## Exercise
Each entry below is to be transcribed exactly.

[Recorded data]
——

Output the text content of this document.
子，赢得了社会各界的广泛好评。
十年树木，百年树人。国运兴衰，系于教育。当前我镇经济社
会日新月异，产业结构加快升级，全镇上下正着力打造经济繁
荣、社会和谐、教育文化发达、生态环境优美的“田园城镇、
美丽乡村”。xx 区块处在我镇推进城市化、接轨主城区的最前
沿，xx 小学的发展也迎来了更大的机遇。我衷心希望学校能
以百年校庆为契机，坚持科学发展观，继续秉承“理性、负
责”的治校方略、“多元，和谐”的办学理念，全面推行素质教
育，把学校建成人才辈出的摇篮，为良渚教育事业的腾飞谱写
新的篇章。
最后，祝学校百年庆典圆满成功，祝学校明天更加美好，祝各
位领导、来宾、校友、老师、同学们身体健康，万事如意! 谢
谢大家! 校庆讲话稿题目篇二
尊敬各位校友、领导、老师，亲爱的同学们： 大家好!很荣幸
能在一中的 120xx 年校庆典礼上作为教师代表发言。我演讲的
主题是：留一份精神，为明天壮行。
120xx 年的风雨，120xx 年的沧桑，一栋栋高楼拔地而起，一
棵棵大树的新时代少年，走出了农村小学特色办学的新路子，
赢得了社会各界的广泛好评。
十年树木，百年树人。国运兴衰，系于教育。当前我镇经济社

——

## Exercise result
Output the text content of this document.
子，赢得了社会各界的广泛好评。
十年树木，百年树人。国运兴衰，系于教育。当前我镇经济社
会日新月异，产业结构加快升级，全镇上下正着力打造经济繁
荣、社会和谐、教育文化发达、生态环境优美的“田园城镇、
美丽乡村”。xx 区块处在我镇推进城市化、接轨主城区的最前
沿，xx 小学的发展也迎来了更大的机遇。我衷心希望学校能
以百年校庆为契机，坚持科学发展观，继续秉承“理性、负
责”的治校方略、“多元，和谐”的办学理念，全面推行素质教
育，把学校建成人才辈出的摇篮，为良渚教育事业的腾飞谱写
新的篇章。
最后，祝学校百年庆典圆满成功，祝学校明天更加美好，祝各
位领导、来宾、校友、老师、同学们身体健康，万事如意! 谢
谢大家! 校庆讲话稿题目篇二
尊敬各位校友、领导、老师，亲爱的同学们： 大家好!很荣幸
能在一中的 120xx 年校庆典礼上作为教师代表发言。我演讲的
主题是：留一份精神，为明天壮行。
120xx 年的风雨，120xx 年的沧桑，一栋栋高楼拔地而起，一
棵棵大树的新时代少年，走出了农村小学特色办学的新路子，
赢得了社会各界的广泛好评。
十年树木，百年树人。国运兴衰，系于教育。当前我镇经济社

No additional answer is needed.